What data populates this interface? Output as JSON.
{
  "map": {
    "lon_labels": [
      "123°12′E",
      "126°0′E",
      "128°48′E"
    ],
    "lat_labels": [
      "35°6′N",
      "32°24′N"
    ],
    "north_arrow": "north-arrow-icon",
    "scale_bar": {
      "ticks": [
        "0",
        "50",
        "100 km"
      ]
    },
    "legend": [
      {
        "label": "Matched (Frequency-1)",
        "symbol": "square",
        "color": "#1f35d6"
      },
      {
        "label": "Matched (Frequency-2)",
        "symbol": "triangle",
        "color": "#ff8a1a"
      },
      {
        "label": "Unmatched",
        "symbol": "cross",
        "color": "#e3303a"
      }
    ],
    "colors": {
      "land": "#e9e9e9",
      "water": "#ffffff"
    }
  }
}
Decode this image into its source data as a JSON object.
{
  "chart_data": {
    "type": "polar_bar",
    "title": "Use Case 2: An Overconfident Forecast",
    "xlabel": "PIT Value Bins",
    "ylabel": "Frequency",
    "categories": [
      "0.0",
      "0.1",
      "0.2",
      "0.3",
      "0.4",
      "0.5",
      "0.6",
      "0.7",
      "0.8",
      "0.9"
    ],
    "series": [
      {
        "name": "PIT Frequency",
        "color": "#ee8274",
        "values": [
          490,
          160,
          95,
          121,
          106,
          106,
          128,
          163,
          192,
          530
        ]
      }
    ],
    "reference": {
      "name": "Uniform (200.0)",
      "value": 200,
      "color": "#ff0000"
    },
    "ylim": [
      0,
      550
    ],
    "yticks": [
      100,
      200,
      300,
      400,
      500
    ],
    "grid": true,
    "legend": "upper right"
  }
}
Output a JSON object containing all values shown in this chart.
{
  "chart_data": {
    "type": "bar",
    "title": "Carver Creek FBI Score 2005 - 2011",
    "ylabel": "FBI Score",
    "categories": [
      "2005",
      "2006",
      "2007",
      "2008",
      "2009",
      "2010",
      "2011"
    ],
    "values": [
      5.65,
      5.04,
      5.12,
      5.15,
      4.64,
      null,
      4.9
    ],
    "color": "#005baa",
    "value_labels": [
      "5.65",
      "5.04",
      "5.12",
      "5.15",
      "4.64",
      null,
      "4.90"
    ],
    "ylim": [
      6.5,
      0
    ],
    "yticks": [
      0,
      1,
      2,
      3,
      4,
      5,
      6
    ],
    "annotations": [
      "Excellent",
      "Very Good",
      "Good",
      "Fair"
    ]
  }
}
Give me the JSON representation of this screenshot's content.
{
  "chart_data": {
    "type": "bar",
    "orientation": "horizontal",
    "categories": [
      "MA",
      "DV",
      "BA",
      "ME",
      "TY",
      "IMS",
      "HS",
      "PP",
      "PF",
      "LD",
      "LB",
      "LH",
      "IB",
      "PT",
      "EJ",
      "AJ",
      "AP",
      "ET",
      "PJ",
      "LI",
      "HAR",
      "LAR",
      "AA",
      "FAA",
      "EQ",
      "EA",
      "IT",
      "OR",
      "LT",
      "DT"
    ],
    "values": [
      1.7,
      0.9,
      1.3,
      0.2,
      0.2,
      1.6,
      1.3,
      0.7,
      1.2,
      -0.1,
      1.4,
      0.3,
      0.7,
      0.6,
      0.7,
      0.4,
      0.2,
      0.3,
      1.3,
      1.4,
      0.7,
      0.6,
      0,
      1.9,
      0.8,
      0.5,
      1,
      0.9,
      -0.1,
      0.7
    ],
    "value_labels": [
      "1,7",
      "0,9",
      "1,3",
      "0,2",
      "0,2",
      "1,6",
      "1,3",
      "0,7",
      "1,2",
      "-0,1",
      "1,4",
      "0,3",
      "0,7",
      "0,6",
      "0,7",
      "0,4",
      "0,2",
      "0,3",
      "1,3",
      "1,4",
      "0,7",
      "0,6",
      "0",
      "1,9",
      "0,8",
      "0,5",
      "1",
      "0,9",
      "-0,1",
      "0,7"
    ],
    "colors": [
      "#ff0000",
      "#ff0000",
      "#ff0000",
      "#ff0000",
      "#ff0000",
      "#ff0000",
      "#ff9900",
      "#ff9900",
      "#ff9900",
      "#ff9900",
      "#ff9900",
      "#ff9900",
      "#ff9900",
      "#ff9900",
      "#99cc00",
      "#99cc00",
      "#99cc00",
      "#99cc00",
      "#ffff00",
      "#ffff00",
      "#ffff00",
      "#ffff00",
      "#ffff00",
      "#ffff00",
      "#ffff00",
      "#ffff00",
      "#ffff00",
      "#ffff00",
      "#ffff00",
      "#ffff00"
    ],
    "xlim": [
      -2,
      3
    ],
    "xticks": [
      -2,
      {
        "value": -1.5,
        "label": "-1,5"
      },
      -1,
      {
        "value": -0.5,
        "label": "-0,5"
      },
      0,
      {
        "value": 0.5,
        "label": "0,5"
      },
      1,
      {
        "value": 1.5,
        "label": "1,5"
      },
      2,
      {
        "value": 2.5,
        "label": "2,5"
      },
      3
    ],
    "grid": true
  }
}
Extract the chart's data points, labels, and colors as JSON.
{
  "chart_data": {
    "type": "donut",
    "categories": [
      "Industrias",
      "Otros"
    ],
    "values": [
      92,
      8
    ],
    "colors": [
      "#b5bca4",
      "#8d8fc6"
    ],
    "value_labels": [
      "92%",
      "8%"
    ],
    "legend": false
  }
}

## REQUIREMENTS
Extract every line that has the string "JSON" in it.

## CORRECT RESPONSE
What data populates this interface? Output as JSON.
Decode this image into its source data as a JSON object.
Output a JSON object containing all values shown in this chart.
Give me the JSON representation of this screenshot's content.
Extract the chart's data points, labels, and colors as JSON.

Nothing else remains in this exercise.